_What you will do_:
(1) Decide whether each statement below agrees with the excerpt on TPMT genotype imputation. Answer yes or no for each, and quote the deciding words of the excerpt.
(a) SPHINX already holds data on all of the subjects planned for the project.
(b) The variants in SPHINX come from a panel of 84 genes.
(c) For telling apart individuals with the *1/*1 genotype, the positive predictive value was 100%.
(2) List every statistical measure that the excerpt on TPMT genotype imputation uses to describe how well the imputation performed.
(3) According to the excerpt on TPMT genotype imputation, how many variants in the TPMT gene does SPHINX list so far?

_Excerpt provided_:
+ + +
Biorepositories where DNA samples are linked to the EMR of patients, such as the CHOP biobank, offer the ideal platform for screening and identification of individuals with high-risk genotypes that may require a modification in the therapy if a given drug is prescribed. CHOP is part of the Electronic Medical Records and Genomics (eMERGE) consortium that is actively working on large-scale testing and integration of information on actionable pharmacogenetic variants, such as TPMT alleles, into clinical practice using EMR technologies (Gottesman et al., 2013). One of the goals of eMERGE is the creation of SPHINX (Sequence, Phenotype, and pHarmacogenomics INtegration eXchange http://www.emergesphinx.org/), a web accessible repository of genomic variants derived from a panel of 84 genes involved in the pharmacogenetics of a large number of drugs, designed by the NIH-supported Pharmacogenetics Research Network (PGRN), and linked to clinical information. To date, SPHINX contains data on 2000 of the nearly 9000 subjects that are planned to be enrolled in the project. Interestingly, so far SPHINX lists 174 variants in the TPMT gene, including known and novel variants, and the minor allele frequency information. Variant repositories such as SPHINX allow the advance in the knowledge of pharmacogenetics through the exploration of new hypotheses and the further integration of this information into the EMR.

The results yielded from this study demonstrate that imputation of TPMT alleles from existing genomic data is feasible and may be used as a first step in the screening of high-risk individuals for thiopurine drugs toxicity. Sensitivity, specificity, and predictive values of the imputation were over 90% in all cases, except for the positive predictive value of the imputation of homozygous subjects. Given that around 90% of the population is expected to have two fully functional TPMT alleles, being able to accurately identify such individuals based on existing genomic data yields 10% of the population to be screened for high-risk genotypes with direct genotyping methods. The positive and negative predictive values of 100 and 97.40%, respectively, obtained for the discrimination of individuals with the *1/*1 genotype supports the potential utility of imputation in narrowing the target population where TPMT genotypes need to be determined. Further integration of such pharmacogenetic information into the EMR, with clinical decision support, may be used to aid clinicians prescribe therapies with the maximum risk-benefit ratio based on each individual's information.

Conflict of interest statement

The authors declare that the research was conducted in the absence of any commercial or financial relationships that could be construed as a potential conflict of interest.
+ + +
_Data extract_:

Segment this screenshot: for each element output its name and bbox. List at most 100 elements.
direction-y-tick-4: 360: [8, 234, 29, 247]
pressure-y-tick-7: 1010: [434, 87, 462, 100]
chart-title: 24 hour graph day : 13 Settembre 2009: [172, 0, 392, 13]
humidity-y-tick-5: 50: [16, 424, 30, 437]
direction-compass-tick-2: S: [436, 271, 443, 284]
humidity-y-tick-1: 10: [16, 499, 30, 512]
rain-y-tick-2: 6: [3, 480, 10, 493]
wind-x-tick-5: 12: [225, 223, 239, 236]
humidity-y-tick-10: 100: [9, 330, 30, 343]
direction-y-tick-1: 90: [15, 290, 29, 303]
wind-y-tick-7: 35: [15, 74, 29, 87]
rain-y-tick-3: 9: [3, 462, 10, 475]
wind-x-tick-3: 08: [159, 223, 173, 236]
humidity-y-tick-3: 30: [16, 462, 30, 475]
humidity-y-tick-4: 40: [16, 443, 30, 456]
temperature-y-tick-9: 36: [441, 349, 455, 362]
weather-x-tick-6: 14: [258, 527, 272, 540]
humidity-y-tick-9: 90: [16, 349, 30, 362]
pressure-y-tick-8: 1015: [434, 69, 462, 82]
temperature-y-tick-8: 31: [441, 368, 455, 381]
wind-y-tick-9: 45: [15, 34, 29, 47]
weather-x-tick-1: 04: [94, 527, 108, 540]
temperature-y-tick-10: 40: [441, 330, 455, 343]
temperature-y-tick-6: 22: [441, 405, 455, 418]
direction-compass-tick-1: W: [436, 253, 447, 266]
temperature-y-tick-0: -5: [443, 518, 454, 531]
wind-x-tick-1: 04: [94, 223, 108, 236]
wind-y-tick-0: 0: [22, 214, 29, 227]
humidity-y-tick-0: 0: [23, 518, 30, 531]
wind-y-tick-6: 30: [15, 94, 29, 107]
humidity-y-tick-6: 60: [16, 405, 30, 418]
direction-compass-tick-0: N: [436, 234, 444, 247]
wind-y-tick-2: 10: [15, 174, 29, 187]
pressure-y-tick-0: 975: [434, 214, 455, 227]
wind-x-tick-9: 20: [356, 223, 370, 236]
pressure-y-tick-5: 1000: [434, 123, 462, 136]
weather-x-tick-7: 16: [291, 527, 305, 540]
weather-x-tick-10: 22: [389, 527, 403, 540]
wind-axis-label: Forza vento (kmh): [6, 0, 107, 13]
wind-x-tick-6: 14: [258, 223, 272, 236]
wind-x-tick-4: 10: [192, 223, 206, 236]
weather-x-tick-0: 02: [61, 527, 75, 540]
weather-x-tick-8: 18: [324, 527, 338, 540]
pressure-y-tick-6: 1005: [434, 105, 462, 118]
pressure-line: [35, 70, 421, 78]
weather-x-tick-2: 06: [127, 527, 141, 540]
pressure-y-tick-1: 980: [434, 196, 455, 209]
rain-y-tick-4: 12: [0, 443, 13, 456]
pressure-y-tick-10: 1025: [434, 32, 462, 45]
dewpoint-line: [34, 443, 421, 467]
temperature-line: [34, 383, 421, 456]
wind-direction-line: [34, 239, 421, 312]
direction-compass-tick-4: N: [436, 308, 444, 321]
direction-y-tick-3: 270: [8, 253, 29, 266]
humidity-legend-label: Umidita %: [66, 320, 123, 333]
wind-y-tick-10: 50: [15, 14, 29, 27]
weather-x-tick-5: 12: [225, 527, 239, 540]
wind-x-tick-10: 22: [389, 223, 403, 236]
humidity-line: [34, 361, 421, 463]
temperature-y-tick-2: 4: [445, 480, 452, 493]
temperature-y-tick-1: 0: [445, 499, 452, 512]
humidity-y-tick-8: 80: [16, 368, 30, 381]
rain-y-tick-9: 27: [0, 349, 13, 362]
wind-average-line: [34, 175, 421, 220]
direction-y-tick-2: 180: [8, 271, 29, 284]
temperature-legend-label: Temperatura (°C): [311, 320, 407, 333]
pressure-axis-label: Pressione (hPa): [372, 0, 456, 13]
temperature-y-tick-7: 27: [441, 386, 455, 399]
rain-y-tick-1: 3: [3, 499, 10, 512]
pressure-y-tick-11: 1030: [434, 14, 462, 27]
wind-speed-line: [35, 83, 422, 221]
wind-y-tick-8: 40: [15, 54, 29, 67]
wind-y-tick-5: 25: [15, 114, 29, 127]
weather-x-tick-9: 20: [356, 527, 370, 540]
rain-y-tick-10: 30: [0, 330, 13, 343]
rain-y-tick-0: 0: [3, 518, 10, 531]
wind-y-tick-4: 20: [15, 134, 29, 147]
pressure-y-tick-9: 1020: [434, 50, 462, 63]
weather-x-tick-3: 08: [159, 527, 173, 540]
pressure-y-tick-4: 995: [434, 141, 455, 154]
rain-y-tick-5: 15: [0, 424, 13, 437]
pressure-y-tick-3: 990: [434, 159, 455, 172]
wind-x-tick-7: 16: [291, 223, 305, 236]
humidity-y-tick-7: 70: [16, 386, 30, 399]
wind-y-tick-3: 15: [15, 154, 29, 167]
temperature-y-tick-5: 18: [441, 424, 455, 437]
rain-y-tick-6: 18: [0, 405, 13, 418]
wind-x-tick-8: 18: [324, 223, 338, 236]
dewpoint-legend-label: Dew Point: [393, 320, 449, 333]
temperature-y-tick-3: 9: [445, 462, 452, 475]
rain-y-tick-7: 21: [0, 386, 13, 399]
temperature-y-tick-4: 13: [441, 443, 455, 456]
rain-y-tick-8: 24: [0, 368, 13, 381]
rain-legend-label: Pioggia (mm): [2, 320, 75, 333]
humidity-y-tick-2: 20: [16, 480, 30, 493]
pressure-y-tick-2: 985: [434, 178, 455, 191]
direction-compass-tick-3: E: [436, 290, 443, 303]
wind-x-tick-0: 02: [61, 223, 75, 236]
+ + +
_Answers to the tasks_:
(1)
(a) No: "To date, SPHINX contains data on 2000 of the nearly 9000 subjects that are planned to be enrolled in the project."
(b) Yes: "a panel of 84 genes involved in the pharmacogenetics of a large number of drugs"
(c) Yes: "The positive and negative predictive values of 100 and 97.40%, respectively, obtained for the discrimination of individuals with the *1/*1 genotype"

(2)
- Sensitivity
- Specificity
- Positive predictive value
- Negative predictive value

(3) SPHINX lists 174 variants in the TPMT gene, including known and novel variants.